* _AIM OF THE EXERCISE_: Leave out the pictures and repeat everything else in the records exactly.

* _MATERIAL TO PROCESS_:
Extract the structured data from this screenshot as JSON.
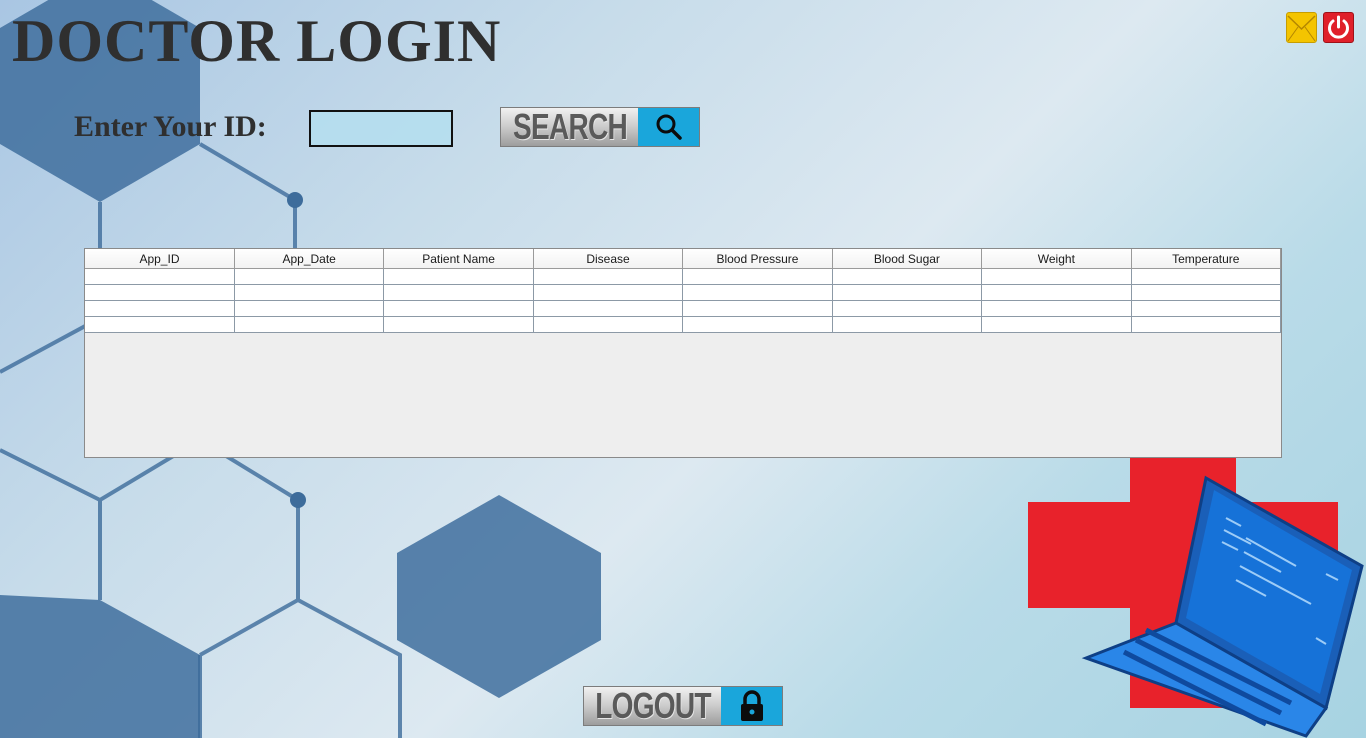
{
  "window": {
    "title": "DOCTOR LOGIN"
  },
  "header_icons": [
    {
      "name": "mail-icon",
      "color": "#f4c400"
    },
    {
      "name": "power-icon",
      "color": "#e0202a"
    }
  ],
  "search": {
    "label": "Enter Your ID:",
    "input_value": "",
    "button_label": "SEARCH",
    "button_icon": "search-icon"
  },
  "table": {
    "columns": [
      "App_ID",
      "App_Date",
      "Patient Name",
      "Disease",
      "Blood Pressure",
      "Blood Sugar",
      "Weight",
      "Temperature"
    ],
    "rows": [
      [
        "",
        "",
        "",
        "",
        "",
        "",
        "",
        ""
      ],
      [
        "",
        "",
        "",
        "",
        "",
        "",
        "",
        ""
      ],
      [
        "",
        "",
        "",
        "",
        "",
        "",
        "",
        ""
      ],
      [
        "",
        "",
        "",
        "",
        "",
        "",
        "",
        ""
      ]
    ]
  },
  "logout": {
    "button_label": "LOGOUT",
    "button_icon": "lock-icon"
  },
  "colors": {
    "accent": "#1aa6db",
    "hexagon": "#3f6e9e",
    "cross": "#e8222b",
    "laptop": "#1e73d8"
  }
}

* _EXPECTED ANSWER_:
Extract the structured data from this screenshot as JSON.
{
  "window": {
    "title": "DOCTOR LOGIN"
  },
  "header_icons": [
    {
      "name": "mail-icon",
      "color": "#f4c400"
    },
    {
      "name": "power-icon",
      "color": "#e0202a"
    }
  ],
  "search": {
    "label": "Enter Your ID:",
    "input_value": "",
    "button_label": "SEARCH",
    "button_icon": "search-icon"
  },
  "table": {
    "columns": [
      "App_ID",
      "App_Date",
      "Patient Name",
      "Disease",
      "Blood Pressure",
      "Blood Sugar",
      "Weight",
      "Temperature"
    ],
    "rows": [
      [
        "",
        "",
        "",
        "",
        "",
        "",
        "",
        ""
      ],
      [
        "",
        "",
        "",
        "",
        "",
        "",
        "",
        ""
      ],
      [
        "",
        "",
        "",
        "",
        "",
        "",
        "",
        ""
      ],
      [
        "",
        "",
        "",
        "",
        "",
        "",
        "",
        ""
      ]
    ]
  },
  "logout": {
    "button_label": "LOGOUT",
    "button_icon": "lock-icon"
  },
  "colors": {
    "accent": "#1aa6db",
    "hexagon": "#3f6e9e",
    "cross": "#e8222b",
    "laptop": "#1e73d8"
  }
}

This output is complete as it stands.